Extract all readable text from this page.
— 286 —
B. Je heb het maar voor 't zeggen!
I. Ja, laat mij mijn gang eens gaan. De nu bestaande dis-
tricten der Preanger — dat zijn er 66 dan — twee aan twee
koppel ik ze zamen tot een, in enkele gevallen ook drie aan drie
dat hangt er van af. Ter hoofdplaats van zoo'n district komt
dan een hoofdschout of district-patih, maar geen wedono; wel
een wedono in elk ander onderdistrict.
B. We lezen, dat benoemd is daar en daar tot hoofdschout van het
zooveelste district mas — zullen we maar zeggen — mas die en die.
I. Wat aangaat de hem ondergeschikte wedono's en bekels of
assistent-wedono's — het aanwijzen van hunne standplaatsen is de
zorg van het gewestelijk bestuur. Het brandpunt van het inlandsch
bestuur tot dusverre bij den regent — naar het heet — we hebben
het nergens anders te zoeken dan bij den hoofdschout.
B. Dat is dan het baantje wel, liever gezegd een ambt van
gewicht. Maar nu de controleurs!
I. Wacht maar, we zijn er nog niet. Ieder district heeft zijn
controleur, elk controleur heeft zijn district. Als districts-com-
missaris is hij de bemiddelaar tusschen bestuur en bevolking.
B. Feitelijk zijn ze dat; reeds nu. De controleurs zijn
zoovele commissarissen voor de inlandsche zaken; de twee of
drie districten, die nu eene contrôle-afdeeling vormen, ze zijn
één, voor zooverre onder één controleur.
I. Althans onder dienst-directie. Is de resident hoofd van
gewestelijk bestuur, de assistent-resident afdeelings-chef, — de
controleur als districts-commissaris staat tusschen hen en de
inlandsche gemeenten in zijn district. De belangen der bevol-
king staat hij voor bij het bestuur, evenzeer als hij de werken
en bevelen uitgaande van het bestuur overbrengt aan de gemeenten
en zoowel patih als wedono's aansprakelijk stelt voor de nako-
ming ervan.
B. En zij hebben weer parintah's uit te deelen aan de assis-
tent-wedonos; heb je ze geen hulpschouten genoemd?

==*==

Count the lines that hold the string "tusschen", and reply with that number alone.

WRITTEN SOLUTION: 2